**Records for the exercise**
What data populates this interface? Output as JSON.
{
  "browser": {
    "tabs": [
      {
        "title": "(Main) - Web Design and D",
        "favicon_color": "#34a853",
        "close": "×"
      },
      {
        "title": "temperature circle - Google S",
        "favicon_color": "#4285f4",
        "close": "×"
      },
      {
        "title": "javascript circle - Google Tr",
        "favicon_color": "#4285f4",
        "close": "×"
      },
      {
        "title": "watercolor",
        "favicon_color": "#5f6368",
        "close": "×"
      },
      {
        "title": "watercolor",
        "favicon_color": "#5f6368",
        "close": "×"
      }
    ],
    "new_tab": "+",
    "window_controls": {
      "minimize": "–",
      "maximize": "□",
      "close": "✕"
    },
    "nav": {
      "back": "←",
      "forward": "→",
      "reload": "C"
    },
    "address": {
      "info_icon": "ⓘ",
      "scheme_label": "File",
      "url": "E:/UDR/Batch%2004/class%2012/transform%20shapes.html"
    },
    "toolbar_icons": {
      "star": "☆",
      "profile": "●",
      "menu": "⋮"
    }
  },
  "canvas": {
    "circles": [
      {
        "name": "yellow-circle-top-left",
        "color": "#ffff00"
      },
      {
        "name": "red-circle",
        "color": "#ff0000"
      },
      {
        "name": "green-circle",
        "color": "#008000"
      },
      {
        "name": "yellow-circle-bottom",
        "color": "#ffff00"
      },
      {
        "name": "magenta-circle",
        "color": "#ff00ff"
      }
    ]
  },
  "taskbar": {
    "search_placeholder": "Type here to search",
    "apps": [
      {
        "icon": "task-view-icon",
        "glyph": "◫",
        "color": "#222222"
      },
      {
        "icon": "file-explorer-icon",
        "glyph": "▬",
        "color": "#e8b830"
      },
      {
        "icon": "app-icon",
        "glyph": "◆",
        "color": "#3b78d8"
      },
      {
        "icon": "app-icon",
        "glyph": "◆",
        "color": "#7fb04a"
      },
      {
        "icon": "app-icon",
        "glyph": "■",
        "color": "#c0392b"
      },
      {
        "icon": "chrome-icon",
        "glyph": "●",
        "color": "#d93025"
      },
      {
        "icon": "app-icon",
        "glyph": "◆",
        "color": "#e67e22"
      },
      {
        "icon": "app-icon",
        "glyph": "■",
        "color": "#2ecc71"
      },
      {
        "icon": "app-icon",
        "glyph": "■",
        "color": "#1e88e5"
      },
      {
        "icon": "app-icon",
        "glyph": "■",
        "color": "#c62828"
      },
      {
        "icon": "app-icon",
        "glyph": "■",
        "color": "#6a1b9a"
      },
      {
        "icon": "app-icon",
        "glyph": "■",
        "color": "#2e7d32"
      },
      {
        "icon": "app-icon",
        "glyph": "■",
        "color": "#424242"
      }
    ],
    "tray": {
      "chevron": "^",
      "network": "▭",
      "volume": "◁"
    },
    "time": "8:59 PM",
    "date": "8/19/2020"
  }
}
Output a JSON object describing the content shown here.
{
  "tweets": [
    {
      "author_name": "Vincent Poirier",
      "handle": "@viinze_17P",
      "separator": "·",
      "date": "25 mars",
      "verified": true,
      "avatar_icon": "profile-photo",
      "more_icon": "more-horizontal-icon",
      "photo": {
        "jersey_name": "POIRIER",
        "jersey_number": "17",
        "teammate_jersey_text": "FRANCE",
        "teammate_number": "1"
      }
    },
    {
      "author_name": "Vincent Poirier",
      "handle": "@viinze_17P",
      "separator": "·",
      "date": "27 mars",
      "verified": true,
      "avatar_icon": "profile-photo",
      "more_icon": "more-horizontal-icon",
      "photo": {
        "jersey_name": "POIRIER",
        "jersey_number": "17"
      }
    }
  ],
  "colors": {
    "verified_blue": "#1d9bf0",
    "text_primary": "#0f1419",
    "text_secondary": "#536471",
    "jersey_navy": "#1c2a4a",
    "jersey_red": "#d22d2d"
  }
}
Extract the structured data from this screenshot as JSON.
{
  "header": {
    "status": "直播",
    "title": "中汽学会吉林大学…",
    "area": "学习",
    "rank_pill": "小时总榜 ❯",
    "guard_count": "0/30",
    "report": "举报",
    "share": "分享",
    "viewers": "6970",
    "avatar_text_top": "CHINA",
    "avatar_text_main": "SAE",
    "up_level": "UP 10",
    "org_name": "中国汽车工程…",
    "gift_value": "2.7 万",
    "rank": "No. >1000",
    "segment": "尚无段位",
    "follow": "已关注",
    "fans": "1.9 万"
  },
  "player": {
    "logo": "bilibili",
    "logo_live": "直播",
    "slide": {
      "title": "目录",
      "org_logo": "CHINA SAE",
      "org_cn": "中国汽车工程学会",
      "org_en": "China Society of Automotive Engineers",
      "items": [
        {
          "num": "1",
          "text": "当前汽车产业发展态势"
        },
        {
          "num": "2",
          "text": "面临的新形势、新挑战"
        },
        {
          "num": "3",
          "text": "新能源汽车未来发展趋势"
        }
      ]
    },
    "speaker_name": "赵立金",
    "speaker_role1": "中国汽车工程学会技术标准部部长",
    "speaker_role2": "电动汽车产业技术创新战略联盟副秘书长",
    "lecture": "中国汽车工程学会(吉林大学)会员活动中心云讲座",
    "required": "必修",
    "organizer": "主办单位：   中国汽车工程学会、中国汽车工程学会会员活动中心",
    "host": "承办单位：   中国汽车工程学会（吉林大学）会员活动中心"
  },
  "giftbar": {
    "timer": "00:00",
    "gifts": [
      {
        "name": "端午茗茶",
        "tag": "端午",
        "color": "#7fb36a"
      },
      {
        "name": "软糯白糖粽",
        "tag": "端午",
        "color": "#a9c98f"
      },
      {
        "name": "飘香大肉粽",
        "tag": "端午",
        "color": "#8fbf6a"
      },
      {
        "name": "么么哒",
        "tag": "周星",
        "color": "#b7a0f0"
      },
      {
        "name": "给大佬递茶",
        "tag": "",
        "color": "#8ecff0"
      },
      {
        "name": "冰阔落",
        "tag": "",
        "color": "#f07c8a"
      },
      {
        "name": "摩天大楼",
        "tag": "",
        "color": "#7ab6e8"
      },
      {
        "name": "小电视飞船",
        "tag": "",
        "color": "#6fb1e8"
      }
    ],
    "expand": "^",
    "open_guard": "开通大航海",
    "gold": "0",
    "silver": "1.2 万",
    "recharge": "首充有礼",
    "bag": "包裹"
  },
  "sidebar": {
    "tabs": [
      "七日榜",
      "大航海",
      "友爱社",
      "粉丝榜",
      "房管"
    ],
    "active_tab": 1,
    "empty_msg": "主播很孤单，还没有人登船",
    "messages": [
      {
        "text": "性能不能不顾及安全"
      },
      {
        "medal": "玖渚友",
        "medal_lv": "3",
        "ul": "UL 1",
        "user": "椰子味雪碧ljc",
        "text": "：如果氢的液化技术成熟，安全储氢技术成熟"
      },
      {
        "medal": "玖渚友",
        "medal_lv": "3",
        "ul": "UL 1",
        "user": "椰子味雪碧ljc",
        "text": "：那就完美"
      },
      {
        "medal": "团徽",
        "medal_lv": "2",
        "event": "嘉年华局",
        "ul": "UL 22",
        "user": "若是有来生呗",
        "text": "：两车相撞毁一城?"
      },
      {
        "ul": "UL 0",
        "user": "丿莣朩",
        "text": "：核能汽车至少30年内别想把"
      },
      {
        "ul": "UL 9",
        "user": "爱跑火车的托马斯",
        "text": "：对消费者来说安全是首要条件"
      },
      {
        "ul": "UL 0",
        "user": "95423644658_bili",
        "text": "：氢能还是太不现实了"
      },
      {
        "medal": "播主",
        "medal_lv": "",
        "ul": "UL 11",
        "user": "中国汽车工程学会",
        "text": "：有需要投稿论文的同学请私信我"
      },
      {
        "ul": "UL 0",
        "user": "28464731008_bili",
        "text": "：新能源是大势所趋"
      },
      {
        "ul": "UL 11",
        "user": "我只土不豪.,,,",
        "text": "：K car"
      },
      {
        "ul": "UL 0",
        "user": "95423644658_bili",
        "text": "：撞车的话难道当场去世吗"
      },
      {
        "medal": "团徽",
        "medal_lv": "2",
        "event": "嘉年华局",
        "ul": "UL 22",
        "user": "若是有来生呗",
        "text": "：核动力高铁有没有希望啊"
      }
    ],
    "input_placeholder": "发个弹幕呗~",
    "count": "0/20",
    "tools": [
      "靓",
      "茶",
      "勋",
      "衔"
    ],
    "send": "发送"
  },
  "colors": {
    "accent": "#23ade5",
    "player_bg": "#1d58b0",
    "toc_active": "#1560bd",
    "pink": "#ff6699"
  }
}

**Aim**
Give the count of lines in the records that contain "date", and no other text.

**Task output**
3